## Work request
Could you please write out the data shown below, exactly and in full?

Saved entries
[Start of section]

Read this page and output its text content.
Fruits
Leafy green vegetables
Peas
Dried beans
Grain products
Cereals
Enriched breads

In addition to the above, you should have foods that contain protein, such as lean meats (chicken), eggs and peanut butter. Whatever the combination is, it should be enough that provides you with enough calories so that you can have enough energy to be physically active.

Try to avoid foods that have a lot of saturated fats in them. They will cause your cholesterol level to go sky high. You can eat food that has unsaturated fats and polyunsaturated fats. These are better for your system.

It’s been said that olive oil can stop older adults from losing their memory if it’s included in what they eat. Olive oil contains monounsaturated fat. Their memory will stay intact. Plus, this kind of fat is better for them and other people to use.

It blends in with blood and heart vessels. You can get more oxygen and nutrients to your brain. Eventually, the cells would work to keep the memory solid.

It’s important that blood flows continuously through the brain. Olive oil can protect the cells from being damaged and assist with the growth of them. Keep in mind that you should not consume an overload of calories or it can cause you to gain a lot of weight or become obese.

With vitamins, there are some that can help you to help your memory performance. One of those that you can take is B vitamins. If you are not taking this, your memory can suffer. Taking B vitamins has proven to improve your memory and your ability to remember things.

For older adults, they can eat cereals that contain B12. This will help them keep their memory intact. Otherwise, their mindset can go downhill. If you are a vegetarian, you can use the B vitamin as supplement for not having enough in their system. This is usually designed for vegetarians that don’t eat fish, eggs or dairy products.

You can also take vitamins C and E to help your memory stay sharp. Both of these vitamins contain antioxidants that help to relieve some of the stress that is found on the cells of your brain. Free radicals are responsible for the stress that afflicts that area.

[End of section]

## Response to the task
Read this page and output its text content.
Fruits
Leafy green vegetables
Peas
Dried beans
Grain products
Cereals
Enriched breads

In addition to the above, you should have foods that contain protein, such as lean meats (chicken), eggs and peanut butter. Whatever the combination is, it should be enough that provides you with enough calories so that you can have enough energy to be physically active.

Try to avoid foods that have a lot of saturated fats in them. They will cause your cholesterol level to go sky high. You can eat food that has unsaturated fats and polyunsaturated fats. These are better for your system.

It’s been said that olive oil can stop older adults from losing their memory if it’s included in what they eat. Olive oil contains monounsaturated fat. Their memory will stay intact. Plus, this kind of fat is better for them and other people to use.

It blends in with blood and heart vessels. You can get more oxygen and nutrients to your brain. Eventually, the cells would work to keep the memory solid.

It’s important that blood flows continuously through the brain. Olive oil can protect the cells from being damaged and assist with the growth of them. Keep in mind that you should not consume an overload of calories or it can cause you to gain a lot of weight or become obese.

With vitamins, there are some that can help you to help your memory performance. One of those that you can take is B vitamins. If you are not taking this, your memory can suffer. Taking B vitamins has proven to improve your memory and your ability to remember things.

For older adults, they can eat cereals that contain B12. This will help them keep their memory intact. Otherwise, their mindset can go downhill. If you are a vegetarian, you can use the B vitamin as supplement for not having enough in their system. This is usually designed for vegetarians that don’t eat fish, eggs or dairy products.

You can also take vitamins C and E to help your memory stay sharp. Both of these vitamins contain antioxidants that help to relieve some of the stress that is found on the cells of your brain. Free radicals are responsible for the stress that afflicts that area.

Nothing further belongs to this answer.